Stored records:
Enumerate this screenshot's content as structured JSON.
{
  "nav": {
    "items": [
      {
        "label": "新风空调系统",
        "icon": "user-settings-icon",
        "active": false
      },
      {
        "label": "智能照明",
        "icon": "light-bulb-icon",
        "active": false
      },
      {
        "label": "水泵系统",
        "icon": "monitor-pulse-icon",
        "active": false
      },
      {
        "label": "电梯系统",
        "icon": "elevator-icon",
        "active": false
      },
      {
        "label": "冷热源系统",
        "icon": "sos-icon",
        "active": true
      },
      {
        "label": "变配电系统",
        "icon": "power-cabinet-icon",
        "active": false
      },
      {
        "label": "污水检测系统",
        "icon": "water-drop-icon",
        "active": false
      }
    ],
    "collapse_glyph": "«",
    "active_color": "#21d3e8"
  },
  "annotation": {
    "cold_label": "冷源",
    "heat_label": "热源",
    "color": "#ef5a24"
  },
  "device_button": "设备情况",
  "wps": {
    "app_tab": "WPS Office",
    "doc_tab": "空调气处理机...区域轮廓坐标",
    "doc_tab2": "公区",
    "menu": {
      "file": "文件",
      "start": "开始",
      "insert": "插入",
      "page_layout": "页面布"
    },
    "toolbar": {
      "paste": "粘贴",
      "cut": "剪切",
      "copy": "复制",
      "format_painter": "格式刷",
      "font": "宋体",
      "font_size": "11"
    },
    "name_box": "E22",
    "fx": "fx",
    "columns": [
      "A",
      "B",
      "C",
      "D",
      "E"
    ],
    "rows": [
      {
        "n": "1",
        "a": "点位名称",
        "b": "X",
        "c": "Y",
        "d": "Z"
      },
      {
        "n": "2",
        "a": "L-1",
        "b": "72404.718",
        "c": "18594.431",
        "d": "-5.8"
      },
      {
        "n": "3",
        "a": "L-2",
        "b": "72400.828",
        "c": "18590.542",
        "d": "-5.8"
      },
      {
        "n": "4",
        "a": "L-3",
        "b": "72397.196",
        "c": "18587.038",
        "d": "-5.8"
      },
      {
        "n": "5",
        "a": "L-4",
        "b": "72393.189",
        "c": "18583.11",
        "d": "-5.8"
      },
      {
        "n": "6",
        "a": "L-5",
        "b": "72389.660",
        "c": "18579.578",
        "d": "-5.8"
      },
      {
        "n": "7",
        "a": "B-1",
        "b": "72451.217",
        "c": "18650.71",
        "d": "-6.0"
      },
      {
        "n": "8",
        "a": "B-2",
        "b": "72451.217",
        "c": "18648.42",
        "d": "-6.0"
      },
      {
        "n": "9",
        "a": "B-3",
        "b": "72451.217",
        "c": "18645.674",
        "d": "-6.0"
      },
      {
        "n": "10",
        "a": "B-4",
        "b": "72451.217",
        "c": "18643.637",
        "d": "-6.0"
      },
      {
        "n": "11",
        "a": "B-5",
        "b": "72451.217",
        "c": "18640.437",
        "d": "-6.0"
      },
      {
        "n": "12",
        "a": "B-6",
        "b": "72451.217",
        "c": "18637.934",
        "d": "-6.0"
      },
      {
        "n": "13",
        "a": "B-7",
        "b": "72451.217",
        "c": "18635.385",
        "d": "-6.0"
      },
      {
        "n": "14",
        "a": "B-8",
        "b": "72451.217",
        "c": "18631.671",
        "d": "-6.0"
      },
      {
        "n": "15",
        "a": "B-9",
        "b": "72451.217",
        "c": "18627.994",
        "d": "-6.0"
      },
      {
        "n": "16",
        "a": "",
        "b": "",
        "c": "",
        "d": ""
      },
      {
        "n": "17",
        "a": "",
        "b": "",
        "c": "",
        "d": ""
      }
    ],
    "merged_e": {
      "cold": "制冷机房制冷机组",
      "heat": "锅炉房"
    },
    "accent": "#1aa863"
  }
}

PROBLEM STATEMENT:
Every line of the data above should be copied exactly.

ANSWER TO THIS PROBLEM:
Enumerate this screenshot's content as structured JSON.
{
  "nav": {
    "items": [
      {
        "label": "新风空调系统",
        "icon": "user-settings-icon",
        "active": false
      },
      {
        "label": "智能照明",
        "icon": "light-bulb-icon",
        "active": false
      },
      {
        "label": "水泵系统",
        "icon": "monitor-pulse-icon",
        "active": false
      },
      {
        "label": "电梯系统",
        "icon": "elevator-icon",
        "active": false
      },
      {
        "label": "冷热源系统",
        "icon": "sos-icon",
        "active": true
      },
      {
        "label": "变配电系统",
        "icon": "power-cabinet-icon",
        "active": false
      },
      {
        "label": "污水检测系统",
        "icon": "water-drop-icon",
        "active": false
      }
    ],
    "collapse_glyph": "«",
    "active_color": "#21d3e8"
  },
  "annotation": {
    "cold_label": "冷源",
    "heat_label": "热源",
    "color": "#ef5a24"
  },
  "device_button": "设备情况",
  "wps": {
    "app_tab": "WPS Office",
    "doc_tab": "空调气处理机...区域轮廓坐标",
    "doc_tab2": "公区",
    "menu": {
      "file": "文件",
      "start": "开始",
      "insert": "插入",
      "page_layout": "页面布"
    },
    "toolbar": {
      "paste": "粘贴",
      "cut": "剪切",
      "copy": "复制",
      "format_painter": "格式刷",
      "font": "宋体",
      "font_size": "11"
    },
    "name_box": "E22",
    "fx": "fx",
    "columns": [
      "A",
      "B",
      "C",
      "D",
      "E"
    ],
    "rows": [
      {
        "n": "1",
        "a": "点位名称",
        "b": "X",
        "c": "Y",
        "d": "Z"
      },
      {
        "n": "2",
        "a": "L-1",
        "b": "72404.718",
        "c": "18594.431",
        "d": "-5.8"
      },
      {
        "n": "3",
        "a": "L-2",
        "b": "72400.828",
        "c": "18590.542",
        "d": "-5.8"
      },
      {
        "n": "4",
        "a": "L-3",
        "b": "72397.196",
        "c": "18587.038",
        "d": "-5.8"
      },
      {
        "n": "5",
        "a": "L-4",
        "b": "72393.189",
        "c": "18583.11",
        "d": "-5.8"
      },
      {
        "n": "6",
        "a": "L-5",
        "b": "72389.660",
        "c": "18579.578",
        "d": "-5.8"
      },
      {
        "n": "7",
        "a": "B-1",
        "b": "72451.217",
        "c": "18650.71",
        "d": "-6.0"
      },
      {
        "n": "8",
        "a": "B-2",
        "b": "72451.217",
        "c": "18648.42",
        "d": "-6.0"
      },
      {
        "n": "9",
        "a": "B-3",
        "b": "72451.217",
        "c": "18645.674",
        "d": "-6.0"
      },
      {
        "n": "10",
        "a": "B-4",
        "b": "72451.217",
        "c": "18643.637",
        "d": "-6.0"
      },
      {
        "n": "11",
        "a": "B-5",
        "b": "72451.217",
        "c": "18640.437",
        "d": "-6.0"
      },
      {
        "n": "12",
        "a": "B-6",
        "b": "72451.217",
        "c": "18637.934",
        "d": "-6.0"
      },
      {
        "n": "13",
        "a": "B-7",
        "b": "72451.217",
        "c": "18635.385",
        "d": "-6.0"
      },
      {
        "n": "14",
        "a": "B-8",
        "b": "72451.217",
        "c": "18631.671",
        "d": "-6.0"
      },
      {
        "n": "15",
        "a": "B-9",
        "b": "72451.217",
        "c": "18627.994",
        "d": "-6.0"
      },
      {
        "n": "16",
        "a": "",
        "b": "",
        "c": "",
        "d": ""
      },
      {
        "n": "17",
        "a": "",
        "b": "",
        "c": "",
        "d": ""
      }
    ],
    "merged_e": {
      "cold": "制冷机房制冷机组",
      "heat": "锅炉房"
    },
    "accent": "#1aa863"
  }
}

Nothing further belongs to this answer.